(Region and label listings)

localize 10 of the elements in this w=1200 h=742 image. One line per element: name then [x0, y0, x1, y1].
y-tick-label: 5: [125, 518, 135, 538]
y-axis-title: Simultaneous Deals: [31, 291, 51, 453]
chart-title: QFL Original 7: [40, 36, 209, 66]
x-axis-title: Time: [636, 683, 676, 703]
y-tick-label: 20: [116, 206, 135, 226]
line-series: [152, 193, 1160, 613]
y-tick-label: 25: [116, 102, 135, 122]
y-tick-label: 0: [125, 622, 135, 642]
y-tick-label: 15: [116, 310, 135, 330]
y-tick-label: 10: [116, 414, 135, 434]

[TASK GOAL]:
Can you retype every line of the listing above without changing a single character?

[REPLY TO THE EXERCISE]:
localize 10 of the elements in this w=1200 h=742 image. One line per element: name then [x0, y0, x1, y1].
y-tick-label: 5: [125, 518, 135, 538]
y-axis-title: Simultaneous Deals: [31, 291, 51, 453]
chart-title: QFL Original 7: [40, 36, 209, 66]
x-axis-title: Time: [636, 683, 676, 703]
y-tick-label: 20: [116, 206, 135, 226]
line-series: [152, 193, 1160, 613]
y-tick-label: 25: [116, 102, 135, 122]
y-tick-label: 0: [125, 622, 135, 642]
y-tick-label: 15: [116, 310, 135, 330]
y-tick-label: 10: [116, 414, 135, 434]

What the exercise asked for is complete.